#### [Task brief]
Quote all entries in full, exactly.

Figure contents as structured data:
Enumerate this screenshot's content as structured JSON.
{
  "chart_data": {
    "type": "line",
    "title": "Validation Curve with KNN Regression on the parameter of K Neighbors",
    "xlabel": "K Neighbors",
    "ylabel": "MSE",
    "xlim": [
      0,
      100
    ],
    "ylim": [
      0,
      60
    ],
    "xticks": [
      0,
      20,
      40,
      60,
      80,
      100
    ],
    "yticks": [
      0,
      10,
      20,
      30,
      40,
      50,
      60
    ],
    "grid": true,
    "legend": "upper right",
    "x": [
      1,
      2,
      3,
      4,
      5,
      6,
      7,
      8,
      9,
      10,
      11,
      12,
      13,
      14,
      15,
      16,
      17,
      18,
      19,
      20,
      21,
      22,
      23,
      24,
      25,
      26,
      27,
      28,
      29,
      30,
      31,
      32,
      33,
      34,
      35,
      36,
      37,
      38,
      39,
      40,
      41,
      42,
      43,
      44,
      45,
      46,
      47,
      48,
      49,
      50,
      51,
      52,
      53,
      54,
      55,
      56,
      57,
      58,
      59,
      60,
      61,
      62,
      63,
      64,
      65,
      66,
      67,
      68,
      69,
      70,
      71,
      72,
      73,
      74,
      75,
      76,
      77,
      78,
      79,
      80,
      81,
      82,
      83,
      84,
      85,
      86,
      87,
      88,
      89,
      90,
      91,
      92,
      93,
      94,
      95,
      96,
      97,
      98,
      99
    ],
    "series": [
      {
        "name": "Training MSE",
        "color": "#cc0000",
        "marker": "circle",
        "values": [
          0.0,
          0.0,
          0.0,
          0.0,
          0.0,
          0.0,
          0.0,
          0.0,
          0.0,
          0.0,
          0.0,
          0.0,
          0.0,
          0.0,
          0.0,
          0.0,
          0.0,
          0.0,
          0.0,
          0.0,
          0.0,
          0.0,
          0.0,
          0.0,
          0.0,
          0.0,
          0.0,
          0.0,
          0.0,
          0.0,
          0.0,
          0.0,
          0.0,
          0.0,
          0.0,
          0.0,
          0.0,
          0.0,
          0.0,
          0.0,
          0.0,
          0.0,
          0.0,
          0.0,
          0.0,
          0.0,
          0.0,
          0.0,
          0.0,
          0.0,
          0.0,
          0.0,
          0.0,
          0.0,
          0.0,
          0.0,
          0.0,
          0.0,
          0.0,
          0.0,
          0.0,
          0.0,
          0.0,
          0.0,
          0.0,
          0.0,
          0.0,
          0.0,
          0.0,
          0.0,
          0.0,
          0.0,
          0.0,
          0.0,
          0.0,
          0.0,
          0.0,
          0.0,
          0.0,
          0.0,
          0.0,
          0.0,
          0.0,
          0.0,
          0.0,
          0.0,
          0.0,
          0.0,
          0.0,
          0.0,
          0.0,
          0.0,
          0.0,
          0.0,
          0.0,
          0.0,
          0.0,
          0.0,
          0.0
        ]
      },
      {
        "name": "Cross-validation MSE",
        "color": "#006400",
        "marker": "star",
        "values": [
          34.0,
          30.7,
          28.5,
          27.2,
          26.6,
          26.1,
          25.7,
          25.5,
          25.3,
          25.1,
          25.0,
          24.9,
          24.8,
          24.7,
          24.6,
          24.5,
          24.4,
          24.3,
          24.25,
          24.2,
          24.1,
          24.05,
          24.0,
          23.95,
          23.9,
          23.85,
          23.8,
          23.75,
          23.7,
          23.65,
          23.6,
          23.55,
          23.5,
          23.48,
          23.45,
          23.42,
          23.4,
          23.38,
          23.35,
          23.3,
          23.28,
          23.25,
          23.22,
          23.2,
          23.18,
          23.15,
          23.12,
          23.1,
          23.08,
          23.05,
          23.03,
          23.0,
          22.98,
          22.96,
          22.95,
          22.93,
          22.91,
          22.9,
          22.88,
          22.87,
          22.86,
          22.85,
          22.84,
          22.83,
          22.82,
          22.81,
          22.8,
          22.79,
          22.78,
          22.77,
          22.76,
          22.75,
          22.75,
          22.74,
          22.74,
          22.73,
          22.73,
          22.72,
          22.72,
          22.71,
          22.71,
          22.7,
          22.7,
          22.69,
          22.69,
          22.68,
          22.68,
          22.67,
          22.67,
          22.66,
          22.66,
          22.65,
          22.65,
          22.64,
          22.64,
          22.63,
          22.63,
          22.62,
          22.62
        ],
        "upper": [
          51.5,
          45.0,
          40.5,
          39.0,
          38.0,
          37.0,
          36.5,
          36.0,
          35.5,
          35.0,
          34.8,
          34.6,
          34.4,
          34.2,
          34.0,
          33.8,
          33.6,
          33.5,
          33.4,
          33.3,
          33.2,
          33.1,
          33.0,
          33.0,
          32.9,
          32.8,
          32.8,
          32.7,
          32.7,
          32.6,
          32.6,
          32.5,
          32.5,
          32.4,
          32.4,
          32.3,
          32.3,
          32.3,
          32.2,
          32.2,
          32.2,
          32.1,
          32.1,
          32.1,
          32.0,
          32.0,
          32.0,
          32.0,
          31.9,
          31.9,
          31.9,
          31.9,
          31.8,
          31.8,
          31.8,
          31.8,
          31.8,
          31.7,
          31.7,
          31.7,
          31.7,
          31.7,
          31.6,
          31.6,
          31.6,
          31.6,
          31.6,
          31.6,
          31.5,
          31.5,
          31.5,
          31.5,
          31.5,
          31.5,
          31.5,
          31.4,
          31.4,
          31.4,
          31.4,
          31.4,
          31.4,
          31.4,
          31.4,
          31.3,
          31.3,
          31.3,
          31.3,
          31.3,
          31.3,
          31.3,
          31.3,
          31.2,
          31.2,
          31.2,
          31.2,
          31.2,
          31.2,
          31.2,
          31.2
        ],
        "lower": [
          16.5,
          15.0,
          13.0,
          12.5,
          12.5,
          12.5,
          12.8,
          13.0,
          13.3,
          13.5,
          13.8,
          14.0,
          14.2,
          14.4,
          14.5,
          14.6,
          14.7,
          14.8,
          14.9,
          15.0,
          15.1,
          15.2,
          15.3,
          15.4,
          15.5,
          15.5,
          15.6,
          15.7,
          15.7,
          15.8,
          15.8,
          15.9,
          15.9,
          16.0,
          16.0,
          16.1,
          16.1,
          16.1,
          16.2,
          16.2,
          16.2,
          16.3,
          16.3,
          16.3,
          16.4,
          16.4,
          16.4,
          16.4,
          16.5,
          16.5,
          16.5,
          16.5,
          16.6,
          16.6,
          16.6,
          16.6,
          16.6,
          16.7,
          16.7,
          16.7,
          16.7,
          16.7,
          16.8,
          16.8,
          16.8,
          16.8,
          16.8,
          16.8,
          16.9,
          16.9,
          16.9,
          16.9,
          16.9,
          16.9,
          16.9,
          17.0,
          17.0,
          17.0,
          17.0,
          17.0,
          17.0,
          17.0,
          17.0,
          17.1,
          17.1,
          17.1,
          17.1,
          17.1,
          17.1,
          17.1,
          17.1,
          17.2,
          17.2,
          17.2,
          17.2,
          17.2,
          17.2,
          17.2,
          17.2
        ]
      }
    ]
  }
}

#### [Answer to this exercise]
Enumerate this screenshot's content as structured JSON.
{
  "chart_data": {
    "type": "line",
    "title": "Validation Curve with KNN Regression on the parameter of K Neighbors",
    "xlabel": "K Neighbors",
    "ylabel": "MSE",
    "xlim": [
      0,
      100
    ],
    "ylim": [
      0,
      60
    ],
    "xticks": [
      0,
      20,
      40,
      60,
      80,
      100
    ],
    "yticks": [
      0,
      10,
      20,
      30,
      40,
      50,
      60
    ],
    "grid": true,
    "legend": "upper right",
    "x": [
      1,
      2,
      3,
      4,
      5,
      6,
      7,
      8,
      9,
      10,
      11,
      12,
      13,
      14,
      15,
      16,
      17,
      18,
      19,
      20,
      21,
      22,
      23,
      24,
      25,
      26,
      27,
      28,
      29,
      30,
      31,
      32,
      33,
      34,
      35,
      36,
      37,
      38,
      39,
      40,
      41,
      42,
      43,
      44,
      45,
      46,
      47,
      48,
      49,
      50,
      51,
      52,
      53,
      54,
      55,
      56,
      57,
      58,
      59,
      60,
      61,
      62,
      63,
      64,
      65,
      66,
      67,
      68,
      69,
      70,
      71,
      72,
      73,
      74,
      75,
      76,
      77,
      78,
      79,
      80,
      81,
      82,
      83,
      84,
      85,
      86,
      87,
      88,
      89,
      90,
      91,
      92,
      93,
      94,
      95,
      96,
      97,
      98,
      99
    ],
    "series": [
      {
        "name": "Training MSE",
        "color": "#cc0000",
        "marker": "circle",
        "values": [
          0.0,
          0.0,
          0.0,
          0.0,
          0.0,
          0.0,
          0.0,
          0.0,
          0.0,
          0.0,
          0.0,
          0.0,
          0.0,
          0.0,
          0.0,
          0.0,
          0.0,
          0.0,
          0.0,
          0.0,
          0.0,
          0.0,
          0.0,
          0.0,
          0.0,
          0.0,
          0.0,
          0.0,
          0.0,
          0.0,
          0.0,
          0.0,
          0.0,
          0.0,
          0.0,
          0.0,
          0.0,
          0.0,
          0.0,
          0.0,
          0.0,
          0.0,
          0.0,
          0.0,
          0.0,
          0.0,
          0.0,
          0.0,
          0.0,
          0.0,
          0.0,
          0.0,
          0.0,
          0.0,
          0.0,
          0.0,
          0.0,
          0.0,
          0.0,
          0.0,
          0.0,
          0.0,
          0.0,
          0.0,
          0.0,
          0.0,
          0.0,
          0.0,
          0.0,
          0.0,
          0.0,
          0.0,
          0.0,
          0.0,
          0.0,
          0.0,
          0.0,
          0.0,
          0.0,
          0.0,
          0.0,
          0.0,
          0.0,
          0.0,
          0.0,
          0.0,
          0.0,
          0.0,
          0.0,
          0.0,
          0.0,
          0.0,
          0.0,
          0.0,
          0.0,
          0.0,
          0.0,
          0.0,
          0.0
        ]
      },
      {
        "name": "Cross-validation MSE",
        "color": "#006400",
        "marker": "star",
        "values": [
          34.0,
          30.7,
          28.5,
          27.2,
          26.6,
          26.1,
          25.7,
          25.5,
          25.3,
          25.1,
          25.0,
          24.9,
          24.8,
          24.7,
          24.6,
          24.5,
          24.4,
          24.3,
          24.25,
          24.2,
          24.1,
          24.05,
          24.0,
          23.95,
          23.9,
          23.85,
          23.8,
          23.75,
          23.7,
          23.65,
          23.6,
          23.55,
          23.5,
          23.48,
          23.45,
          23.42,
          23.4,
          23.38,
          23.35,
          23.3,
          23.28,
          23.25,
          23.22,
          23.2,
          23.18,
          23.15,
          23.12,
          23.1,
          23.08,
          23.05,
          23.03,
          23.0,
          22.98,
          22.96,
          22.95,
          22.93,
          22.91,
          22.9,
          22.88,
          22.87,
          22.86,
          22.85,
          22.84,
          22.83,
          22.82,
          22.81,
          22.8,
          22.79,
          22.78,
          22.77,
          22.76,
          22.75,
          22.75,
          22.74,
          22.74,
          22.73,
          22.73,
          22.72,
          22.72,
          22.71,
          22.71,
          22.7,
          22.7,
          22.69,
          22.69,
          22.68,
          22.68,
          22.67,
          22.67,
          22.66,
          22.66,
          22.65,
          22.65,
          22.64,
          22.64,
          22.63,
          22.63,
          22.62,
          22.62
        ],
        "upper": [
          51.5,
          45.0,
          40.5,
          39.0,
          38.0,
          37.0,
          36.5,
          36.0,
          35.5,
          35.0,
          34.8,
          34.6,
          34.4,
          34.2,
          34.0,
          33.8,
          33.6,
          33.5,
          33.4,
          33.3,
          33.2,
          33.1,
          33.0,
          33.0,
          32.9,
          32.8,
          32.8,
          32.7,
          32.7,
          32.6,
          32.6,
          32.5,
          32.5,
          32.4,
          32.4,
          32.3,
          32.3,
          32.3,
          32.2,
          32.2,
          32.2,
          32.1,
          32.1,
          32.1,
          32.0,
          32.0,
          32.0,
          32.0,
          31.9,
          31.9,
          31.9,
          31.9,
          31.8,
          31.8,
          31.8,
          31.8,
          31.8,
          31.7,
          31.7,
          31.7,
          31.7,
          31.7,
          31.6,
          31.6,
          31.6,
          31.6,
          31.6,
          31.6,
          31.5,
          31.5,
          31.5,
          31.5,
          31.5,
          31.5,
          31.5,
          31.4,
          31.4,
          31.4,
          31.4,
          31.4,
          31.4,
          31.4,
          31.4,
          31.3,
          31.3,
          31.3,
          31.3,
          31.3,
          31.3,
          31.3,
          31.3,
          31.2,
          31.2,
          31.2,
          31.2,
          31.2,
          31.2,
          31.2,
          31.2
        ],
        "lower": [
          16.5,
          15.0,
          13.0,
          12.5,
          12.5,
          12.5,
          12.8,
          13.0,
          13.3,
          13.5,
          13.8,
          14.0,
          14.2,
          14.4,
          14.5,
          14.6,
          14.7,
          14.8,
          14.9,
          15.0,
          15.1,
          15.2,
          15.3,
          15.4,
          15.5,
          15.5,
          15.6,
          15.7,
          15.7,
          15.8,
          15.8,
          15.9,
          15.9,
          16.0,
          16.0,
          16.1,
          16.1,
          16.1,
          16.2,
          16.2,
          16.2,
          16.3,
          16.3,
          16.3,
          16.4,
          16.4,
          16.4,
          16.4,
          16.5,
          16.5,
          16.5,
          16.5,
          16.6,
          16.6,
          16.6,
          16.6,
          16.6,
          16.7,
          16.7,
          16.7,
          16.7,
          16.7,
          16.8,
          16.8,
          16.8,
          16.8,
          16.8,
          16.8,
          16.9,
          16.9,
          16.9,
          16.9,
          16.9,
          16.9,
          16.9,
          17.0,
          17.0,
          17.0,
          17.0,
          17.0,
          17.0,
          17.0,
          17.0,
          17.1,
          17.1,
          17.1,
          17.1,
          17.1,
          17.1,
          17.1,
          17.1,
          17.2,
          17.2,
          17.2,
          17.2,
          17.2,
          17.2,
          17.2,
          17.2
        ]
      }
    ]
  }
}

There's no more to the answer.